⟨

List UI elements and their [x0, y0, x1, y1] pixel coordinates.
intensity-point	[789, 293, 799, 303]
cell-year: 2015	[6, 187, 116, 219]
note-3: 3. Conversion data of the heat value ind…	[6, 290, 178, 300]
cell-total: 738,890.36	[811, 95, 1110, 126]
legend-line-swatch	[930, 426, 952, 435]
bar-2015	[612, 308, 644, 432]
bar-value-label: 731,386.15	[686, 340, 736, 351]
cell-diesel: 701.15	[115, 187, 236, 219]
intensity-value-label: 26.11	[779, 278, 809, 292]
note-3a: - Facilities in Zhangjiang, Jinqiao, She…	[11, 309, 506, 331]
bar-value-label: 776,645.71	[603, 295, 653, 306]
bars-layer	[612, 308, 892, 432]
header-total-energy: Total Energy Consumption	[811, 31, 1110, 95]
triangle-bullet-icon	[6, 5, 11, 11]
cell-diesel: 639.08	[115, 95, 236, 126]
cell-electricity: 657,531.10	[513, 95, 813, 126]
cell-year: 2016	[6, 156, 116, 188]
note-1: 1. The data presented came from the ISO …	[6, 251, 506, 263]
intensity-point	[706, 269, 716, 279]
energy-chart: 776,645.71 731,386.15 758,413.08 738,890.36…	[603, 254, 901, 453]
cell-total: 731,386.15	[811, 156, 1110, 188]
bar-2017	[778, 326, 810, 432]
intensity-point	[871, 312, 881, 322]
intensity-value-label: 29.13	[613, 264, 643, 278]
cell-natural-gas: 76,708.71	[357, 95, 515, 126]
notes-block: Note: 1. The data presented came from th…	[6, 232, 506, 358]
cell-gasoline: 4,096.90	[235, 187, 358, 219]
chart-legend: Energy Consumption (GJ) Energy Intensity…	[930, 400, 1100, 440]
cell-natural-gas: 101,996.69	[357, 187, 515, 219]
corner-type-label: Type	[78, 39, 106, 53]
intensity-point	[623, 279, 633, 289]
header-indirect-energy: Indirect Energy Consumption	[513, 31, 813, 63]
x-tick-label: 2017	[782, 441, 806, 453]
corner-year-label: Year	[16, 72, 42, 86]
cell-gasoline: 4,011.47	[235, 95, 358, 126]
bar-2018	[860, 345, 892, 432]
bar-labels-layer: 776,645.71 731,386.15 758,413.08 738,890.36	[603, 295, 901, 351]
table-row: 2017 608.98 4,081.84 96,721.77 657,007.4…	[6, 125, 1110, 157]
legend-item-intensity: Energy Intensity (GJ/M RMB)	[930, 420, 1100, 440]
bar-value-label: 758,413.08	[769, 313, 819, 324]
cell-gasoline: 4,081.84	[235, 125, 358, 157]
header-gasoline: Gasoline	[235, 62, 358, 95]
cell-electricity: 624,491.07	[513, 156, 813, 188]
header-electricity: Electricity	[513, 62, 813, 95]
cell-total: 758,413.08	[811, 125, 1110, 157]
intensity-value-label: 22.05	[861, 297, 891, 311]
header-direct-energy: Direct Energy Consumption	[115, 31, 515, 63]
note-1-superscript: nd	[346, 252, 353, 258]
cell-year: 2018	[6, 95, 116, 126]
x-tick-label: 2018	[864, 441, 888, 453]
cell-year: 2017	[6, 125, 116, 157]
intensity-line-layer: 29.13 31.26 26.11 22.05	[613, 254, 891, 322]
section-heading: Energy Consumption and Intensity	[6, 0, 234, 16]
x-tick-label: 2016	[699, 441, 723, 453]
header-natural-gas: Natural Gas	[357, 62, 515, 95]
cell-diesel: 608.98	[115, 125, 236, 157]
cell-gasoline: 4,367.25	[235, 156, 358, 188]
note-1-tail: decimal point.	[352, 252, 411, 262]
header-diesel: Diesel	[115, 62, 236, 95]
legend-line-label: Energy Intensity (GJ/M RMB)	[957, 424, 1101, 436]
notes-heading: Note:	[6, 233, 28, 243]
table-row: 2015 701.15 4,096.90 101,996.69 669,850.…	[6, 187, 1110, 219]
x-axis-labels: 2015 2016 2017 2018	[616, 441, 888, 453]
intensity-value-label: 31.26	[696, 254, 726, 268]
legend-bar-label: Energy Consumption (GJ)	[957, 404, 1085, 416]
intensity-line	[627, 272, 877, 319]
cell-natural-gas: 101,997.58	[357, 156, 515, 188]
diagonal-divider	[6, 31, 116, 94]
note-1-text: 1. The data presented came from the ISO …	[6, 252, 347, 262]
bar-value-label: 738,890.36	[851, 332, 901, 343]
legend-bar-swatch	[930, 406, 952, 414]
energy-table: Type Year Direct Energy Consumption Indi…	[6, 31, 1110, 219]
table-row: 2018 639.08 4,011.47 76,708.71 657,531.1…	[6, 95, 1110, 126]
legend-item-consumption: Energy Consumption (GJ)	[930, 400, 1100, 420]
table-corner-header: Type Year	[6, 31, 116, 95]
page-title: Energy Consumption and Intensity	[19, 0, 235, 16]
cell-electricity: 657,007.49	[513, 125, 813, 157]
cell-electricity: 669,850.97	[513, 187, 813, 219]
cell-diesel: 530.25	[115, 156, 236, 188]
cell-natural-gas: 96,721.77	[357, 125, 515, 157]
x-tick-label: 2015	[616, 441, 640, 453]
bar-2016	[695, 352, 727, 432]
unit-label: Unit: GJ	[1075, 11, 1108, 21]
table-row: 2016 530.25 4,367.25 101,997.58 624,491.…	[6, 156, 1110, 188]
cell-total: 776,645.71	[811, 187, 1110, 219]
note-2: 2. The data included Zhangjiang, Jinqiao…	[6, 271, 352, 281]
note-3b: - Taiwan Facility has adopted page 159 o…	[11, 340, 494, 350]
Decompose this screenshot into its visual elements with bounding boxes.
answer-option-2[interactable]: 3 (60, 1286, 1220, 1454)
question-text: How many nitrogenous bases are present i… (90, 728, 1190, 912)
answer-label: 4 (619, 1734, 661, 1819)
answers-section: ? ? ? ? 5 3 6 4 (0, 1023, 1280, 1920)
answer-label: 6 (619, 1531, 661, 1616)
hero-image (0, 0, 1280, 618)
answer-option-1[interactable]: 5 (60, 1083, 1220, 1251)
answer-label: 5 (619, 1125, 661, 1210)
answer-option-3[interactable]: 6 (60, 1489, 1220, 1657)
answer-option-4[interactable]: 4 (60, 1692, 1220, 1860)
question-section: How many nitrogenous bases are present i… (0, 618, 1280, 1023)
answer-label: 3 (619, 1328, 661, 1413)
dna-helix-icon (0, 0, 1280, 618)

⟩

**WHAT THIS TASK INVOLVES**
Write out every line of the material above as a JSON list of strings, one string per line, leaving out blank lines.

**OUTPUT OF THE EXERCISE**
[
  "List UI elements and their [x0, y0, x1, y1] pixel coordinates.",
  "intensity-point\t[789, 293, 799, 303]",
  "cell-year: 2015\t[6, 187, 116, 219]",
  "note-3: 3. Conversion data of the heat value ind…\t[6, 290, 178, 300]",
  "cell-total: 738,890.36\t[811, 95, 1110, 126]",
  "legend-line-swatch\t[930, 426, 952, 435]",
  "bar-2015\t[612, 308, 644, 432]",
  "bar-value-label: 731,386.15\t[686, 340, 736, 351]",
  "cell-diesel: 701.15\t[115, 187, 236, 219]",
  "intensity-value-label: 26.11\t[779, 278, 809, 292]",
  "note-3a: - Facilities in Zhangjiang, Jinqiao, She…\t[11, 309, 506, 331]",
  "bar-value-label: 776,645.71\t[603, 295, 653, 306]",
  "bars-layer\t[612, 308, 892, 432]",
  "header-total-energy: Total Energy Consumption\t[811, 31, 1110, 95]",
  "triangle-bullet-icon\t[6, 5, 11, 11]",
  "cell-diesel: 639.08\t[115, 95, 236, 126]",
  "cell-electricity: 657,531.10\t[513, 95, 813, 126]",
  "cell-year: 2016\t[6, 156, 116, 188]",
  "note-1: 1. The data presented came from the ISO …\t[6, 251, 506, 263]",
  "intensity-point\t[706, 269, 716, 279]",
  "energy-chart: 776,645.71 731,386.15 758,413.08 738,890.36…\t[603, 254, 901, 453]",
  "cell-total: 731,386.15\t[811, 156, 1110, 188]",
  "bar-2017\t[778, 326, 810, 432]",
  "intensity-point\t[871, 312, 881, 322]",
  "intensity-value-label: 29.13\t[613, 264, 643, 278]",
  "cell-natural-gas: 76,708.71\t[357, 95, 515, 126]",
  "notes-block: Note: 1. The data presented came from th…\t[6, 232, 506, 358]",
  "cell-gasoline: 4,096.90\t[235, 187, 358, 219]",
  "chart-legend: Energy Consumption (GJ) Energy Intensity…\t[930, 400, 1100, 440]",
  "cell-natural-gas: 101,996.69\t[357, 187, 515, 219]",
  "corner-type-label: Type\t[78, 39, 106, 53]",
  "intensity-point\t[623, 279, 633, 289]",
  "header-indirect-energy: Indirect Energy Consumption\t[513, 31, 813, 63]",
  "x-tick-label: 2017\t[782, 441, 806, 453]",
  "corner-year-label: Year\t[16, 72, 42, 86]",
  "cell-gasoline: 4,011.47\t[235, 95, 358, 126]",
  "bar-2018\t[860, 345, 892, 432]",
  "bar-labels-layer: 776,645.71 731,386.15 758,413.08 738,890.36\t[603, 295, 901, 351]",
  "table-row: 2017 608.98 4,081.84 96,721.77 657,007.4…\t[6, 125, 1110, 157]",
  "legend-item-intensity: Energy Intensity (GJ/M RMB)\t[930, 420, 1100, 440]",
  "bar-value-label: 758,413.08\t[769, 313, 819, 324]",
  "cell-gasoline: 4,081.84\t[235, 125, 358, 157]",
  "header-gasoline: Gasoline\t[235, 62, 358, 95]",
  "cell-electricity: 624,491.07\t[513, 156, 813, 188]",
  "header-electricity: Electricity\t[513, 62, 813, 95]",
  "cell-total: 758,413.08\t[811, 125, 1110, 157]",
  "intensity-value-label: 22.05\t[861, 297, 891, 311]",
  "header-direct-energy: Direct Energy Consumption\t[115, 31, 515, 63]",
  "note-1-superscript: nd\t[346, 252, 353, 258]",
  "cell-year: 2018\t[6, 95, 116, 126]",
  "x-tick-label: 2018\t[864, 441, 888, 453]",
  "cell-year: 2017\t[6, 125, 116, 157]",
  "intensity-line-layer: 29.13 31.26 26.11 22.05\t[613, 254, 891, 322]",
  "section-heading: Energy Consumption and Intensity\t[6, 0, 234, 16]",
  "x-tick-label: 2016\t[699, 441, 723, 453]",
  "header-natural-gas: Natural Gas\t[357, 62, 515, 95]",
  "cell-diesel: 608.98\t[115, 125, 236, 157]",
  "cell-gasoline: 4,367.25\t[235, 156, 358, 188]",
  "note-1-tail: decimal point.\t[352, 252, 411, 262]",
  "header-diesel: Diesel\t[115, 62, 236, 95]",
  "legend-line-label: Energy Intensity (GJ/M RMB)\t[957, 424, 1101, 436]",
  "notes-heading: Note:\t[6, 233, 28, 243]",
  "table-row: 2015 701.15 4,096.90 101,996.69 669,850.…\t[6, 187, 1110, 219]",
  "x-axis-labels: 2015 2016 2017 2018\t[616, 441, 888, 453]",
  "intensity-value-label: 31.26\t[696, 254, 726, 268]",
  "legend-bar-label: Energy Consumption (GJ)\t[957, 404, 1085, 416]",
  "intensity-line\t[627, 272, 877, 319]",
  "cell-natural-gas: 101,997.58\t[357, 156, 515, 188]",
  "diagonal-divider\t[6, 31, 116, 94]",
  "note-1-text: 1. The data presented came from the ISO …\t[6, 252, 347, 262]",
  "bar-value-label: 738,890.36\t[851, 332, 901, 343]",
  "legend-bar-swatch\t[930, 406, 952, 414]",
  "energy-table: Type Year Direct Energy Consumption Indi…\t[6, 31, 1110, 219]",
  "table-row: 2018 639.08 4,011.47 76,708.71 657,531.1…\t[6, 95, 1110, 126]",
  "legend-item-consumption: Energy Consumption (GJ)\t[930, 400, 1100, 420]",
  "table-corner-header: Type Year\t[6, 31, 116, 95]",
  "page-title: Energy Consumption and Intensity\t[19, 0, 235, 16]",
  "cell-electricity: 657,007.49\t[513, 125, 813, 157]",
  "cell-electricity: 669,850.97\t[513, 187, 813, 219]",
  "cell-diesel: 530.25\t[115, 156, 236, 188]",
  "cell-natural-gas: 96,721.77\t[357, 125, 515, 157]",
  "x-tick-label: 2015\t[616, 441, 640, 453]",
  "bar-2016\t[695, 352, 727, 432]",
  "unit-label: Unit: GJ\t[1075, 11, 1108, 21]",
  "table-row: 2016 530.25 4,367.25 101,997.58 624,491.…\t[6, 156, 1110, 188]",
  "cell-total: 776,645.71\t[811, 187, 1110, 219]",
  "note-2: 2. The data included Zhangjiang, Jinqiao…\t[6, 271, 352, 281]",
  "note-3b: - Taiwan Facility has adopted page 159 o…\t[11, 340, 494, 350]",
  "Decompose this screenshot into its visual elements with bounding boxes.",
  "answer-option-2[interactable]: 3 (60, 1286, 1220, 1454)",
  "question-text: How many nitrogenous bases are present i… (90, 728, 1190, 912)",
  "answer-label: 4 (619, 1734, 661, 1819)",
  "answers-section: ? ? ? ? 5 3 6 4 (0, 1023, 1280, 1920)",
  "answer-label: 6 (619, 1531, 661, 1616)",
  "hero-image (0, 0, 1280, 618)",
  "answer-option-1[interactable]: 5 (60, 1083, 1220, 1251)",
  "answer-label: 5 (619, 1125, 661, 1210)",
  "answer-option-3[interactable]: 6 (60, 1489, 1220, 1657)",
  "answer-option-4[interactable]: 4 (60, 1692, 1220, 1860)",
  "question-section: How many nitrogenous bases are present i… (0, 618, 1280, 1023)",
  "answer-label: 3 (619, 1328, 661, 1413)",
  "dna-helix-icon (0, 0, 1280, 618)"
]